THE REQUEST
Write out all lines holding the word "Construction".

THE RECORDS
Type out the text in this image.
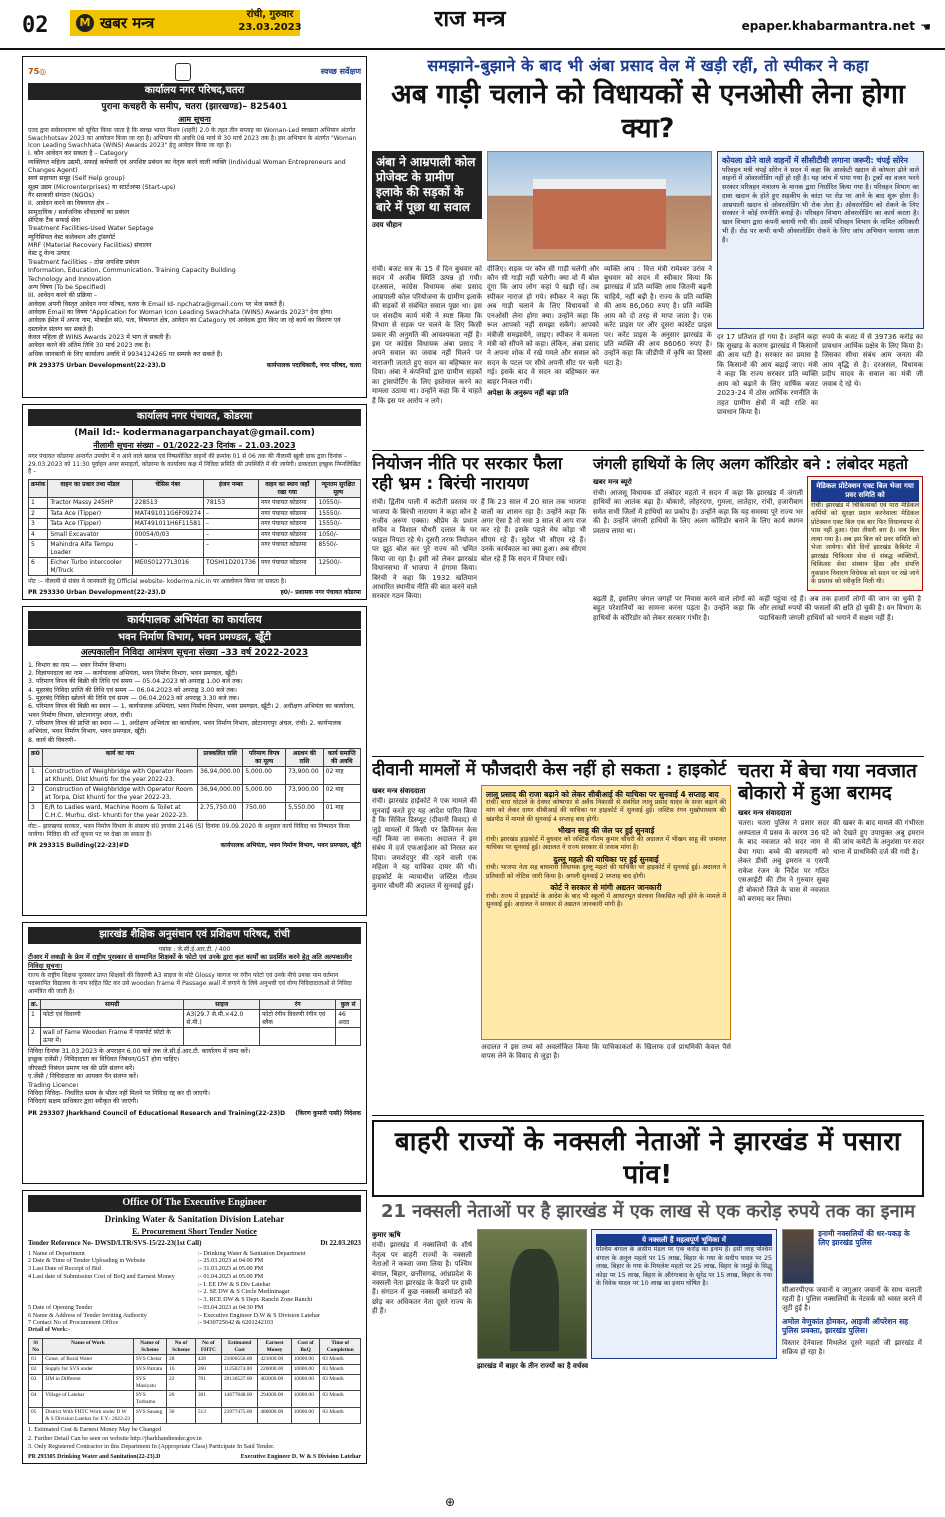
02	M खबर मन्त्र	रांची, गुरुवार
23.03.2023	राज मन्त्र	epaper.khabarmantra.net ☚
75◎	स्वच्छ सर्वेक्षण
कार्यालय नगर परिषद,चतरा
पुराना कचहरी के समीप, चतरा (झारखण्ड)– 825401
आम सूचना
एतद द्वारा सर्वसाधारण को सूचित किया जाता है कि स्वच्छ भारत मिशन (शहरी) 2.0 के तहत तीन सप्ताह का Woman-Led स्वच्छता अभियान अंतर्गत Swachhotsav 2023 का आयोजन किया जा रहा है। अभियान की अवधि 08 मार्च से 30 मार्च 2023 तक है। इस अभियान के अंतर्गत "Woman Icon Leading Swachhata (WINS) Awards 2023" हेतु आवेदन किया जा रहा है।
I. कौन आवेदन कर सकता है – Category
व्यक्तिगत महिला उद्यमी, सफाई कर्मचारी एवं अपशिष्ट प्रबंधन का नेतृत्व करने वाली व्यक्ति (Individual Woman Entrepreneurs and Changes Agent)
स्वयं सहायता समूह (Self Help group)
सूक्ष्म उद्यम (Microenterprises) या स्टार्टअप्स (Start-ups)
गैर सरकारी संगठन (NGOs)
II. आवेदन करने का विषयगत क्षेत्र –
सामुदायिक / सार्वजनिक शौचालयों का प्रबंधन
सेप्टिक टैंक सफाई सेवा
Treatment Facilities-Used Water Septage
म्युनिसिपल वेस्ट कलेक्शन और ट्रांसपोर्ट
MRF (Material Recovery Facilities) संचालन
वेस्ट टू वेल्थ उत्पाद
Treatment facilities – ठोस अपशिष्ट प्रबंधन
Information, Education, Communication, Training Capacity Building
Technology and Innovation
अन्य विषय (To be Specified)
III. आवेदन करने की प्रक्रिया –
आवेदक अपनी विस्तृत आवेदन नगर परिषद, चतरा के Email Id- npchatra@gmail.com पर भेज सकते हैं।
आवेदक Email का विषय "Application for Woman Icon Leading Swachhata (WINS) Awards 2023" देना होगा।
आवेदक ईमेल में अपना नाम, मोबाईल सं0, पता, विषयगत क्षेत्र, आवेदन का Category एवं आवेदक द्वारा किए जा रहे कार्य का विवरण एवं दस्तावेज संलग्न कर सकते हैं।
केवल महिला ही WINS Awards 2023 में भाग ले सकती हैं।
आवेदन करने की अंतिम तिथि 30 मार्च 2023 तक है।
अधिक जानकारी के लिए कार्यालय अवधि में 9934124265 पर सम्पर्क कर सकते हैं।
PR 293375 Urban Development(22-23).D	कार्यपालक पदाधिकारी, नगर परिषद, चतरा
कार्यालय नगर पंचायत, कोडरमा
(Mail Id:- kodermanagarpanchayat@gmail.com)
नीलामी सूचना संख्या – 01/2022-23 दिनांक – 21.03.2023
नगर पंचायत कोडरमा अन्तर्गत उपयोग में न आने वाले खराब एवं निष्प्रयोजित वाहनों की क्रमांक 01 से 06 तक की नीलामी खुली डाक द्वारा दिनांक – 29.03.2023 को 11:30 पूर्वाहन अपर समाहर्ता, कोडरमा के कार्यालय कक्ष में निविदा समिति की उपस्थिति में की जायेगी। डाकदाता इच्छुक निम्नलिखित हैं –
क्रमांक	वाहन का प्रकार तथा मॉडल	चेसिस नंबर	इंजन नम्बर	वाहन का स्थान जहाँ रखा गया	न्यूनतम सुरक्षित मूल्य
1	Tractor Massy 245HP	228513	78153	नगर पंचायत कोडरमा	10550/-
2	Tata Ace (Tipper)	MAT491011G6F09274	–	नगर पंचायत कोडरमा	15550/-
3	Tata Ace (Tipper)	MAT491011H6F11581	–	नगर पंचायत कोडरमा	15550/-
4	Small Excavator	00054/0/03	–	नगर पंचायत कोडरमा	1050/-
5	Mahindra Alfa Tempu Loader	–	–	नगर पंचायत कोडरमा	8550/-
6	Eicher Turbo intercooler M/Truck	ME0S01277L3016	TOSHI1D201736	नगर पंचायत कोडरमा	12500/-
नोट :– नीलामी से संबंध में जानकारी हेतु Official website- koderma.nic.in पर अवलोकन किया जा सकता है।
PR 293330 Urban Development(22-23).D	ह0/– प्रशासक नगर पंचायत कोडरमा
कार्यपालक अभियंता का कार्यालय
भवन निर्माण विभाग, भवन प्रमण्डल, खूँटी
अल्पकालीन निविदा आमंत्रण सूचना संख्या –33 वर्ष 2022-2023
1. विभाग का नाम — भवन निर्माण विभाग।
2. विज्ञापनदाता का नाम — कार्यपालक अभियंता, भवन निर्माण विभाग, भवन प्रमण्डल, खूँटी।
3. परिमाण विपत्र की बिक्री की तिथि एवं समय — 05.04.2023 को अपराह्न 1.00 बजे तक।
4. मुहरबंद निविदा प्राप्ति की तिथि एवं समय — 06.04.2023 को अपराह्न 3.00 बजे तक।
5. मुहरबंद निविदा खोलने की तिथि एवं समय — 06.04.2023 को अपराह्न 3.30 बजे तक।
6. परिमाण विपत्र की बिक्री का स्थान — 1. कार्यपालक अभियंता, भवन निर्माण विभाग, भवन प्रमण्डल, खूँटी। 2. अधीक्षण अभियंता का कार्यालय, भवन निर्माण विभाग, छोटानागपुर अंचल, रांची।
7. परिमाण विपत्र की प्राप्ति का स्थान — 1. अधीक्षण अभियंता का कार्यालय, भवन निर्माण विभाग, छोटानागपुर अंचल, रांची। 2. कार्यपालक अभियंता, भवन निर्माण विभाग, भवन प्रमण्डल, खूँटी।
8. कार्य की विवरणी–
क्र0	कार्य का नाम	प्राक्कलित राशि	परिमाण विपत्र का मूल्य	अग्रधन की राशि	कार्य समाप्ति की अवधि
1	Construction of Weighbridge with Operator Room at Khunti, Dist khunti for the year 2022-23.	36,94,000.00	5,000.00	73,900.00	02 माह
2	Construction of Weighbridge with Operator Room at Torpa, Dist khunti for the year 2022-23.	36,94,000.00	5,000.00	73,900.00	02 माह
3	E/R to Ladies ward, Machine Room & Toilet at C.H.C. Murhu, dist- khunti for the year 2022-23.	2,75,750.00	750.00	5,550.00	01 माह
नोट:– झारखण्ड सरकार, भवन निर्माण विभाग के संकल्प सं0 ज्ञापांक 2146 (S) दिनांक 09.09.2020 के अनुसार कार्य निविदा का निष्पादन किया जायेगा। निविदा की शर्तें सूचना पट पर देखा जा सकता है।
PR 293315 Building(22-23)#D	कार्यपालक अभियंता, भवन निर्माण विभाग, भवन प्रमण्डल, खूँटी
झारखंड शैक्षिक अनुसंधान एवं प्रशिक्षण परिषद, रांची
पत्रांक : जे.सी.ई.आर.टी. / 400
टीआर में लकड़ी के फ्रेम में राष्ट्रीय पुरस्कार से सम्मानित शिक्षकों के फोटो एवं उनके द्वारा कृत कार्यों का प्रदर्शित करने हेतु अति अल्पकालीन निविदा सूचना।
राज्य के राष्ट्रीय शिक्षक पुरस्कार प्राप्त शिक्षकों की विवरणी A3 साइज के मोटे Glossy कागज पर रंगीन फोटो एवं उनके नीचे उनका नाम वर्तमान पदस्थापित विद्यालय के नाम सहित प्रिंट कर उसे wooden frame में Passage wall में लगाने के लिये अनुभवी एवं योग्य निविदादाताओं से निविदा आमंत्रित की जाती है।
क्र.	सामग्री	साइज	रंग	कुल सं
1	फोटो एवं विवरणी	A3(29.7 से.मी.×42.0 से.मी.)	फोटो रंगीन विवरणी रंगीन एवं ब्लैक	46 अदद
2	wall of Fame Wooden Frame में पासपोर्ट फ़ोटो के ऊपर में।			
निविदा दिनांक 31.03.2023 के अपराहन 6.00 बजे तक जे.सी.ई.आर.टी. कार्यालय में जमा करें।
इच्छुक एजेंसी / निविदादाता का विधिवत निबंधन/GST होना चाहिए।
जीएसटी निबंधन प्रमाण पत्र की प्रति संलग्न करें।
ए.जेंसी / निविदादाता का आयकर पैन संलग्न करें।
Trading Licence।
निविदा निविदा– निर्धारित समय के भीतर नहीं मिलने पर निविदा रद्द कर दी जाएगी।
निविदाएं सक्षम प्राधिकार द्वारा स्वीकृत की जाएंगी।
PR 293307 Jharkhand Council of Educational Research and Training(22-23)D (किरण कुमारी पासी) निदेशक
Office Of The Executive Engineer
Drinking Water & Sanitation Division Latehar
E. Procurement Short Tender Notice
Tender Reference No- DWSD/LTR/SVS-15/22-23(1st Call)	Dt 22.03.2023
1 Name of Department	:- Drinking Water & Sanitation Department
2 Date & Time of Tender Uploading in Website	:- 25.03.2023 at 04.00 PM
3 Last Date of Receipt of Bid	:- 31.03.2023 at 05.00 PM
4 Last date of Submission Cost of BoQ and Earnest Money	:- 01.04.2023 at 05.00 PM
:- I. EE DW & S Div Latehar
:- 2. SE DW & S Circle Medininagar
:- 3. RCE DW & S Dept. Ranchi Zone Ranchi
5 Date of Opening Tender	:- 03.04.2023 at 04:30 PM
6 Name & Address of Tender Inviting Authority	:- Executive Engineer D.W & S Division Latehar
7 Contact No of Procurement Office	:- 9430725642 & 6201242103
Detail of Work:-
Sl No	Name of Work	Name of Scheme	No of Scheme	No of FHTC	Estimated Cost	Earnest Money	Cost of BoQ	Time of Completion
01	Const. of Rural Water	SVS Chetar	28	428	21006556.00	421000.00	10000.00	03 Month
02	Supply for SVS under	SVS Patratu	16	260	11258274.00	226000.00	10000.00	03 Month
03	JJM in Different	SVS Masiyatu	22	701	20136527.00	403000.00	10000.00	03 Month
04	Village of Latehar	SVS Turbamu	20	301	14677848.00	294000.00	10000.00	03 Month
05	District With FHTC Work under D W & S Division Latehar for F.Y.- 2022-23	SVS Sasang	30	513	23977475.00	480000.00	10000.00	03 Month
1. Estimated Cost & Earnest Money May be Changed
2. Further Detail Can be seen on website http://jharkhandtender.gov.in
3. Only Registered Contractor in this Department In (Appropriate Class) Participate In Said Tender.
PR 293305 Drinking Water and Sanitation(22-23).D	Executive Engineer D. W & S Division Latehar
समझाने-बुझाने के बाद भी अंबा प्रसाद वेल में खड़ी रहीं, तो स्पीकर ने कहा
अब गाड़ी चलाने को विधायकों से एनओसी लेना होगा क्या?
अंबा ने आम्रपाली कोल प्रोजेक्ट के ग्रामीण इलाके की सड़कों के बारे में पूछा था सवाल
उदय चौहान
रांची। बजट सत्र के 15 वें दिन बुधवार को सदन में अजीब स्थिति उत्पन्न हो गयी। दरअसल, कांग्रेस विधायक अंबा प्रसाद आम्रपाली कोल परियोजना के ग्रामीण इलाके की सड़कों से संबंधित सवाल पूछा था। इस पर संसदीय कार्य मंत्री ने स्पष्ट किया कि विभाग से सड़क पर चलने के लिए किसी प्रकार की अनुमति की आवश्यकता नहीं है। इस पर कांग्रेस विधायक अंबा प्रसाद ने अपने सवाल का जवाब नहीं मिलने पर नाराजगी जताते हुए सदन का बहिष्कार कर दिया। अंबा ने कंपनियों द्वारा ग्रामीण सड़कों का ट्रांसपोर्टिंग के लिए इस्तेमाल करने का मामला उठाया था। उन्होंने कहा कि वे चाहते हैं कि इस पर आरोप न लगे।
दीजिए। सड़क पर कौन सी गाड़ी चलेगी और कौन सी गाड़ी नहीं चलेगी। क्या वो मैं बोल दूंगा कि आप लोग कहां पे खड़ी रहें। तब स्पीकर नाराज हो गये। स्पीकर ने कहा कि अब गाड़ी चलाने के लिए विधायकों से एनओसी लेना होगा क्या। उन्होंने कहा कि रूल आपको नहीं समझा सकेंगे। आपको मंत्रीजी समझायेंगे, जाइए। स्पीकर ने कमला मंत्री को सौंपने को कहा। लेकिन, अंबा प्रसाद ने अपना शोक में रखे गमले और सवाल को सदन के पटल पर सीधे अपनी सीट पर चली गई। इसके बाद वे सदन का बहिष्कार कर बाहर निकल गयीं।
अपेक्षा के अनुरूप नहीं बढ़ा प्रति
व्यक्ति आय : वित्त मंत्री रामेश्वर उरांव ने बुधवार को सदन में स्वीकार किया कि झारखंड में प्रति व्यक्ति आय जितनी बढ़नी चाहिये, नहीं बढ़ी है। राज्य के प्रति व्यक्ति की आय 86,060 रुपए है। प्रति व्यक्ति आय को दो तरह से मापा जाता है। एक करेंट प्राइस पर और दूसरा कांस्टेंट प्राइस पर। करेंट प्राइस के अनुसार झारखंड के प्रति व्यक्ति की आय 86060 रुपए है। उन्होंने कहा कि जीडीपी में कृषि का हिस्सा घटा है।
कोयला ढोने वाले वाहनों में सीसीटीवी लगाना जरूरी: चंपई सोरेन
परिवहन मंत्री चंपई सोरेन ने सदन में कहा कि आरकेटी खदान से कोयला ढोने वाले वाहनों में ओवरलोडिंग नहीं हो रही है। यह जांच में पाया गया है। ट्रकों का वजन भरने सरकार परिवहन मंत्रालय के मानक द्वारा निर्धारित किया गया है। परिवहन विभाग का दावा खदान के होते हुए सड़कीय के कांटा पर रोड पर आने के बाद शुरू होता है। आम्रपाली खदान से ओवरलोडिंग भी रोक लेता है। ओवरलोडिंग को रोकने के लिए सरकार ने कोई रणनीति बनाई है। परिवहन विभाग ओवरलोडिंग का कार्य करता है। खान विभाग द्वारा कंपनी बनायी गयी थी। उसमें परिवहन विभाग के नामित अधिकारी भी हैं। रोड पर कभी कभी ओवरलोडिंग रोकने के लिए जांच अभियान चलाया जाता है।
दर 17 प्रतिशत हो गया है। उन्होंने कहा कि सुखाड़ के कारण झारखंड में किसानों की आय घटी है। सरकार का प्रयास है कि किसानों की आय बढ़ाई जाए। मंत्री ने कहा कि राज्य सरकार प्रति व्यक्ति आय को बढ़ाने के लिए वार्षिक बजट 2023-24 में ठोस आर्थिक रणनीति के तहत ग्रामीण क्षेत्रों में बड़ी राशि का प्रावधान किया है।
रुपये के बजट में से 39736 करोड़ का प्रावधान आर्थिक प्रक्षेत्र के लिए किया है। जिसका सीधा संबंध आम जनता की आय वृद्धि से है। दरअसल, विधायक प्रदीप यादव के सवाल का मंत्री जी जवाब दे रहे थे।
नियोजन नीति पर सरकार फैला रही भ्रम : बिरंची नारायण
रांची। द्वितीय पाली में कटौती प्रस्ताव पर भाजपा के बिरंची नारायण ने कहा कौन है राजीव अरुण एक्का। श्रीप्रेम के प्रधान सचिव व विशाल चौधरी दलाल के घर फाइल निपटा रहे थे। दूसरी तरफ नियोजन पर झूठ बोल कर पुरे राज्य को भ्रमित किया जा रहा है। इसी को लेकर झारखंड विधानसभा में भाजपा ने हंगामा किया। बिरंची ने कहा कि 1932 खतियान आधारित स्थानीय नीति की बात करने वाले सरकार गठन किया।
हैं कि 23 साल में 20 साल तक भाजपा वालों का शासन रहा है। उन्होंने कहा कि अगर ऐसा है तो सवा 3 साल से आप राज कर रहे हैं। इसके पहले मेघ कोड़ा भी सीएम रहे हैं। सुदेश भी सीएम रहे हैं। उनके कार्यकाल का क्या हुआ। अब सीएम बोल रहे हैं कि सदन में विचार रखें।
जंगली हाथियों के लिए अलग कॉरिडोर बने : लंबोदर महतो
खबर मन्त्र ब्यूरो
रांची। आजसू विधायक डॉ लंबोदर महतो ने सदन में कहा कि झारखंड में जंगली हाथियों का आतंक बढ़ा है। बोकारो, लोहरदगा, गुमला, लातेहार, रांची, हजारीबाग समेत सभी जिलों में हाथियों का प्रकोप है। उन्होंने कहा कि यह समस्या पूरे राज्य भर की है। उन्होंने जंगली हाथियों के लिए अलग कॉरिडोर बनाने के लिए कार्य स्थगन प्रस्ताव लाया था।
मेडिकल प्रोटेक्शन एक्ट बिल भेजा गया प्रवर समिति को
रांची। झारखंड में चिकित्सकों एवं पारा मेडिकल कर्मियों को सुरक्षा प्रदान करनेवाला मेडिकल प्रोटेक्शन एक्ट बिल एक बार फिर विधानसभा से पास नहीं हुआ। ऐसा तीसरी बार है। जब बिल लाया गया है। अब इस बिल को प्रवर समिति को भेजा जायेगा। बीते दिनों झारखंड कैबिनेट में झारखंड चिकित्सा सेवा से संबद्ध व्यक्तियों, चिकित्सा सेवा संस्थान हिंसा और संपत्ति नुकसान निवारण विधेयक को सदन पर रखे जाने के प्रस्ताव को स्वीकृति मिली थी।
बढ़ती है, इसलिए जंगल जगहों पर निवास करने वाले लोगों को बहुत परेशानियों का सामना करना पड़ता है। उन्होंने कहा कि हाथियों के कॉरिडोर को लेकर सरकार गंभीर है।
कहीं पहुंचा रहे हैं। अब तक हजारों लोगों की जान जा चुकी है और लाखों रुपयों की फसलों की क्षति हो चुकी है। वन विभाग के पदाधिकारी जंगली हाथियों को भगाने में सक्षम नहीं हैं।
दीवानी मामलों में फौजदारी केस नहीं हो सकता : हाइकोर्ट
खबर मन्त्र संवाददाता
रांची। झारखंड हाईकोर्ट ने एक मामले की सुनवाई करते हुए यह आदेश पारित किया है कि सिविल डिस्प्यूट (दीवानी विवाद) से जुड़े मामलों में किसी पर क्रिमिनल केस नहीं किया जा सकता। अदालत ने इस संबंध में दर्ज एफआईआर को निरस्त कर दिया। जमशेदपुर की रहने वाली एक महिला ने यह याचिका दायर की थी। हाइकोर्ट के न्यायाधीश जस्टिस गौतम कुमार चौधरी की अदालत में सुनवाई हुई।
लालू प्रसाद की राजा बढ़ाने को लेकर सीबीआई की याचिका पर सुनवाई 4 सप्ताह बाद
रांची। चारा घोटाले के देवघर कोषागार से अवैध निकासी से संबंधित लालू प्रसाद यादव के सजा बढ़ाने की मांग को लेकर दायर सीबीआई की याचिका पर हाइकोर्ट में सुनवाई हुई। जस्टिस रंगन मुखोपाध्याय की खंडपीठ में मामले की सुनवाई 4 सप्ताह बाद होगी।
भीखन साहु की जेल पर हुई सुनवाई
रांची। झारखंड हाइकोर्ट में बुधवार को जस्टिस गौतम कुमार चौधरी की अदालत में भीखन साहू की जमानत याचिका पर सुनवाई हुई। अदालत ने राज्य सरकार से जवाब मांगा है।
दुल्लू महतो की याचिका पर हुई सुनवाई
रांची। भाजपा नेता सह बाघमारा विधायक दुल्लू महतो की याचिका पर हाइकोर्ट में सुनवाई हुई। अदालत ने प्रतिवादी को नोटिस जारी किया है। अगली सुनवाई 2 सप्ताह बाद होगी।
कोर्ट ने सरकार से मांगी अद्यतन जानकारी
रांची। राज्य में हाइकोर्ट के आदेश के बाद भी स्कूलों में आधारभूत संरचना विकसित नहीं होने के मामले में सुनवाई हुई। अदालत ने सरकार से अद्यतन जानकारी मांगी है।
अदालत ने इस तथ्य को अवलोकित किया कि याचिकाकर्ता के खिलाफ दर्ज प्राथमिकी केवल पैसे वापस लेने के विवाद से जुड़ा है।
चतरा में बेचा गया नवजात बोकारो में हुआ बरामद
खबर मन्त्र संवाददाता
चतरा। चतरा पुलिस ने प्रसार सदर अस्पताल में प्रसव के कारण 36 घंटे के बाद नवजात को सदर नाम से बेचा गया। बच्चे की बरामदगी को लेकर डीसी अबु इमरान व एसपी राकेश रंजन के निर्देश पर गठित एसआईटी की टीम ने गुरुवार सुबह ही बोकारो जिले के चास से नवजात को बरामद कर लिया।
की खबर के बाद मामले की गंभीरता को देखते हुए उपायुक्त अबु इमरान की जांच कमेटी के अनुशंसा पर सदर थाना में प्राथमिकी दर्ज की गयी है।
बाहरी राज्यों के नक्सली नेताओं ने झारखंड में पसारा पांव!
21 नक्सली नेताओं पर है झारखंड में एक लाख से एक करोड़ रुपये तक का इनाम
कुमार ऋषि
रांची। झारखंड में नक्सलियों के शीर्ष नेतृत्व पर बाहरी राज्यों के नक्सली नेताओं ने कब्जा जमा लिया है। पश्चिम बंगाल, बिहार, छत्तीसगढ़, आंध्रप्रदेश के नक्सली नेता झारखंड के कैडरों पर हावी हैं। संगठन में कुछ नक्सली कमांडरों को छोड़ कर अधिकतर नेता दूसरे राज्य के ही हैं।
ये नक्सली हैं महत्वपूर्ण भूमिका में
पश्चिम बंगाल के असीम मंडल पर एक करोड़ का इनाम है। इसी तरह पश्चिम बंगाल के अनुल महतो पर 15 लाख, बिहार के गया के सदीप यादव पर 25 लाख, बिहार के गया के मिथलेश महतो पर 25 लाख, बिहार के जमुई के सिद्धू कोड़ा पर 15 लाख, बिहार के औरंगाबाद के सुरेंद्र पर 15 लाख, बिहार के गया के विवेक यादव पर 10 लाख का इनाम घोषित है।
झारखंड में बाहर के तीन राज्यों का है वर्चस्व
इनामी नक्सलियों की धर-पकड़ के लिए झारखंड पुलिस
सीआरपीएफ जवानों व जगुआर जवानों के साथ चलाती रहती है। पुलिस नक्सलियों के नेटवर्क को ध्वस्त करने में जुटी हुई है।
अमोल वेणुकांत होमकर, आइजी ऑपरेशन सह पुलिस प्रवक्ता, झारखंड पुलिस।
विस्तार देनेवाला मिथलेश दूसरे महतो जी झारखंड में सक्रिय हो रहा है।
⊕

SOLUTION TO THE EXERCISE
1	Construction of Weighbridge with Operator Room at Khunti, Dist khunti for the year 2022-23.	36,94,000.00	5,000.00	73,900.00	02 माह
2	Construction of Weighbridge with Operator Room at Torpa, Dist khunti for the year 2022-23.	36,94,000.00	5,000.00	73,900.00	02 माह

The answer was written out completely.